== Recorded information ==

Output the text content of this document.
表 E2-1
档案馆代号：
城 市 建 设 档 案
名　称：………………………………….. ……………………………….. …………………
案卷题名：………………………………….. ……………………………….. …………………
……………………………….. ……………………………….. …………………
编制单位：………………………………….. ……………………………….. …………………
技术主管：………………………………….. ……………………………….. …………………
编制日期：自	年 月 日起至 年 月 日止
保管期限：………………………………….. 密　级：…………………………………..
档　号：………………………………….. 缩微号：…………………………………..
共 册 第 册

===

Problem to work on: Print out every entry, keeping each one exact.

Problem solution:
Output the text content of this document.
表 E2-1
档案馆代号：
城 市 建 设 档 案
名　称：………………………………….. ……………………………….. …………………
案卷题名：………………………………….. ……………………………….. …………………
……………………………….. ……………………………….. …………………
编制单位：………………………………….. ……………………………….. …………………
技术主管：………………………………….. ……………………………….. …………………
编制日期：自	年 月 日起至 年 月 日止
保管期限：………………………………….. 密　级：…………………………………..
档　号：………………………………….. 缩微号：…………………………………..
共 册 第 册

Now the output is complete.